INFORMATION SUPPLIED =>
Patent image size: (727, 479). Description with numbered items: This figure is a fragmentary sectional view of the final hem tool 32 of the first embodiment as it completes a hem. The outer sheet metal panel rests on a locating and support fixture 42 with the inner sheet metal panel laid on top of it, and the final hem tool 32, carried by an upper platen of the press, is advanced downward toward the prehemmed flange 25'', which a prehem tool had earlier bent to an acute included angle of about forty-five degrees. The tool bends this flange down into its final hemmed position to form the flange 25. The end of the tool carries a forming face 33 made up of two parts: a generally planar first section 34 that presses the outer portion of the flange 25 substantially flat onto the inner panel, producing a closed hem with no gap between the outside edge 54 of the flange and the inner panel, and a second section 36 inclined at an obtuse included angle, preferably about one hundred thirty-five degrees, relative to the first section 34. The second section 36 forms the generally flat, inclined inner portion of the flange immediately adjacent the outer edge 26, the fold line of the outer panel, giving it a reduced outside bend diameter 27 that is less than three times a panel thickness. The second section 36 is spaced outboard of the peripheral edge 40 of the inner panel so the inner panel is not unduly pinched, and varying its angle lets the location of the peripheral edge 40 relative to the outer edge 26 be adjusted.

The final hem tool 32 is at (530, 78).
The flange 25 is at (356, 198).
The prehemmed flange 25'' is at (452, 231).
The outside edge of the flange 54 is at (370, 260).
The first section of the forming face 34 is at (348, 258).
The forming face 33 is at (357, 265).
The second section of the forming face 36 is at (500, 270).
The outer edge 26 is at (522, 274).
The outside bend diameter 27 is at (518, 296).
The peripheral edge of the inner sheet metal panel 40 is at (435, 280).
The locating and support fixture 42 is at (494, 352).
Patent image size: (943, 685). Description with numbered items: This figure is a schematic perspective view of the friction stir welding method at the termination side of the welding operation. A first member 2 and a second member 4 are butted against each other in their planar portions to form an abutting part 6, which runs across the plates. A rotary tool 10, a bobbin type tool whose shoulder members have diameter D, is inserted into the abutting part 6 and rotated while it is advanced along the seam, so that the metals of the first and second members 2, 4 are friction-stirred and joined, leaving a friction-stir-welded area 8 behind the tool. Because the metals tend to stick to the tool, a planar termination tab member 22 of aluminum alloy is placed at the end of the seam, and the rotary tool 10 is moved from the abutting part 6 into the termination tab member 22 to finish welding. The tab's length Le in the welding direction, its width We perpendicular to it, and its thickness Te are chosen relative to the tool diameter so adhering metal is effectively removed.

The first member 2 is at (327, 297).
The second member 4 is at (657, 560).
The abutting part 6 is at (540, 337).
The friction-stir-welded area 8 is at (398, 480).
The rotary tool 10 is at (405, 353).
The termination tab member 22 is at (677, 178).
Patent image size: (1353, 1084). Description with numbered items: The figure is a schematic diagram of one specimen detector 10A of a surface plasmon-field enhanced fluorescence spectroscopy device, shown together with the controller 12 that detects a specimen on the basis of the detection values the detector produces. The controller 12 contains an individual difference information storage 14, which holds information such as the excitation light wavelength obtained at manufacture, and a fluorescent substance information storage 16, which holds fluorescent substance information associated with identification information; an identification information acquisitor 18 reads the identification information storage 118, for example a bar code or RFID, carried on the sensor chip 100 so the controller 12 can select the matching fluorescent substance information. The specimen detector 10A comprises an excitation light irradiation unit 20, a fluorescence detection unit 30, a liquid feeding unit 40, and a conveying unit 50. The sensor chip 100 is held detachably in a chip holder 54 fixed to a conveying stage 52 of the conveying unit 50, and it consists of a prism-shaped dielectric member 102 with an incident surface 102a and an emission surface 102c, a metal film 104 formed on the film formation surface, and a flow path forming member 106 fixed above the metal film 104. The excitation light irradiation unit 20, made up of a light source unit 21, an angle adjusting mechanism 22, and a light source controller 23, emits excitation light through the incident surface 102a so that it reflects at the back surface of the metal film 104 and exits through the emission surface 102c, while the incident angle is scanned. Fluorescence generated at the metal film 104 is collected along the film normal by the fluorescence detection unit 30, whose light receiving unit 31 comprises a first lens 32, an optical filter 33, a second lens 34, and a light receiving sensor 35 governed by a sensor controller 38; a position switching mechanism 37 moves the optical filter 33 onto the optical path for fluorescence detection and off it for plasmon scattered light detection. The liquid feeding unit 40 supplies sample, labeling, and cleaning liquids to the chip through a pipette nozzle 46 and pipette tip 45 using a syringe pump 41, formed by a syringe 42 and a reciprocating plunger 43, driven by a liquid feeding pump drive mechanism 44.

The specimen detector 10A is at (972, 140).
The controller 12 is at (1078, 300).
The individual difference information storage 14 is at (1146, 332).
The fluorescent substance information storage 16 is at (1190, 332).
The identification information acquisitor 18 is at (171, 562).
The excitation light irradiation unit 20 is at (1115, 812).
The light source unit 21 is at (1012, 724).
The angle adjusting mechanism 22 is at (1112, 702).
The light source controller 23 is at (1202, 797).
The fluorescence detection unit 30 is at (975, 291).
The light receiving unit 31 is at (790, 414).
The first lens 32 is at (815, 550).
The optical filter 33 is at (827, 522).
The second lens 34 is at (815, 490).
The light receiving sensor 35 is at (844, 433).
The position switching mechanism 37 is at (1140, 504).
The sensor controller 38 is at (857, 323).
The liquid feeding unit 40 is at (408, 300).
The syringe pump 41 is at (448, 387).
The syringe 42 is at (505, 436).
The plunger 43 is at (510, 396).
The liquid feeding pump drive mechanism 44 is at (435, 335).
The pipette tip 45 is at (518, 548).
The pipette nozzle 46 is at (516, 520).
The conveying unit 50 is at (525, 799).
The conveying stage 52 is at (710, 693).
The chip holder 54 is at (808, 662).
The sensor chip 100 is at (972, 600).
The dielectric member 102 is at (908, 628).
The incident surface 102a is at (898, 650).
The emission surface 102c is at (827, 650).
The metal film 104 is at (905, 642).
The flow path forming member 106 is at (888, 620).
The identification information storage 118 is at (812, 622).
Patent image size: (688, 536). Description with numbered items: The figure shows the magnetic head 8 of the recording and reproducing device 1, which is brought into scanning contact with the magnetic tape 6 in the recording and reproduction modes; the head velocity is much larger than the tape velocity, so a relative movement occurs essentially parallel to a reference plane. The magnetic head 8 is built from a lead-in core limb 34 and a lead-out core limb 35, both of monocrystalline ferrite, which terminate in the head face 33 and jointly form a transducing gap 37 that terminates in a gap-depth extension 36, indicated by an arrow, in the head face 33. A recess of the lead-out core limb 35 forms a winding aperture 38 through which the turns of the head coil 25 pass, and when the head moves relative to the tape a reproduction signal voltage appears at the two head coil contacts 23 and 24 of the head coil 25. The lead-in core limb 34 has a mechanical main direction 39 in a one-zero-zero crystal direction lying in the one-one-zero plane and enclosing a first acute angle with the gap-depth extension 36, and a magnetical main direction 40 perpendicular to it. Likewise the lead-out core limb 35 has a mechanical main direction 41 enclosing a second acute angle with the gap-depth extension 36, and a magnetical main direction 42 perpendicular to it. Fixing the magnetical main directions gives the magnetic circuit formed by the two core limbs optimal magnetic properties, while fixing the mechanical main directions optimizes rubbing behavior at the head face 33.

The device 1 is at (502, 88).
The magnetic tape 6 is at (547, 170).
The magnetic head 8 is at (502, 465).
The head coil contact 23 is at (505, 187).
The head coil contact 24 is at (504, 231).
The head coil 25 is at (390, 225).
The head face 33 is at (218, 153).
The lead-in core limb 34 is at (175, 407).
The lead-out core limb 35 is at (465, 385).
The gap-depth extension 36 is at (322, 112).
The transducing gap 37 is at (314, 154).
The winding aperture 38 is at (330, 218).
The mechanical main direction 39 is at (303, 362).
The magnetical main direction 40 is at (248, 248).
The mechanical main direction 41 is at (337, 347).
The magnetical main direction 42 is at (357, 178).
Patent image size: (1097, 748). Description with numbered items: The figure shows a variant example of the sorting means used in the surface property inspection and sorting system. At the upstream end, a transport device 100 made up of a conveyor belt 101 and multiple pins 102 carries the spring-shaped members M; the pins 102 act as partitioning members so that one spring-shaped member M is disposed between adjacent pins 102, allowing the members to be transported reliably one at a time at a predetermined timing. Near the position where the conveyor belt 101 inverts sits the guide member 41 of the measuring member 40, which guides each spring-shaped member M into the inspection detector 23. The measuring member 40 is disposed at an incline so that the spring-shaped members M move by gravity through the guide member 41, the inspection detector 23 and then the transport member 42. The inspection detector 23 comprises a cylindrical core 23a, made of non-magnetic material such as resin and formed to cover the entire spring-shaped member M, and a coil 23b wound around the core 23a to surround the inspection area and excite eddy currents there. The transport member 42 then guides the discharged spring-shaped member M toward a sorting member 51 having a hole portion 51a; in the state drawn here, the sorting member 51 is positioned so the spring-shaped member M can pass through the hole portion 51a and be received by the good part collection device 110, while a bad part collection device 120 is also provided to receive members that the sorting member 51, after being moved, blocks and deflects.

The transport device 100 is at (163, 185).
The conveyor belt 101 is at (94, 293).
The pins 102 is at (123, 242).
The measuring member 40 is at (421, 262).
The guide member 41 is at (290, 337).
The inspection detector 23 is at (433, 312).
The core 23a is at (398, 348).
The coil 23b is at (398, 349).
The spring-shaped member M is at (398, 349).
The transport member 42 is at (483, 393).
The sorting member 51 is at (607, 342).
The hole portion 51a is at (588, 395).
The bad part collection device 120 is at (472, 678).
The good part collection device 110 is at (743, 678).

GOAL => Can you quote, word for word, the records from the line containing "Patent image size: (943, 685)." through the line containing "The termination tab member 22 is", including both of those lines?

RESULT OF THIS TASK =>
Patent image size: (943, 685). Description with numbered items: This figure is a schematic perspective view of the friction stir welding method at the termination side of the welding operation. A first member 2 and a second member 4 are butted against each other in their planar portions to form an abutting part 6, which runs across the plates. A rotary tool 10, a bobbin type tool whose shoulder members have diameter D, is inserted into the abutting part 6 and rotated while it is advanced along the seam, so that the metals of the first and second members 2, 4 are friction-stirred and joined, leaving a friction-stir-welded area 8 behind the tool. Because the metals tend to stick to the tool, a planar termination tab member 22 of aluminum alloy is placed at the end of the seam, and the rotary tool 10 is moved from the abutting part 6 into the termination tab member 22 to finish welding. The tab's length Le in the welding direction, its width We perpendicular to it, and its thickness Te are chosen relative to the tool diameter so adhering metal is effectively removed.

The first member 2 is at (327, 297).
The second member 4 is at (657, 560).
The abutting part 6 is at (540, 337).
The friction-stir-welded area 8 is at (398, 480).
The rotary tool 10 is at (405, 353).
The termination tab member 22 is at (677, 178).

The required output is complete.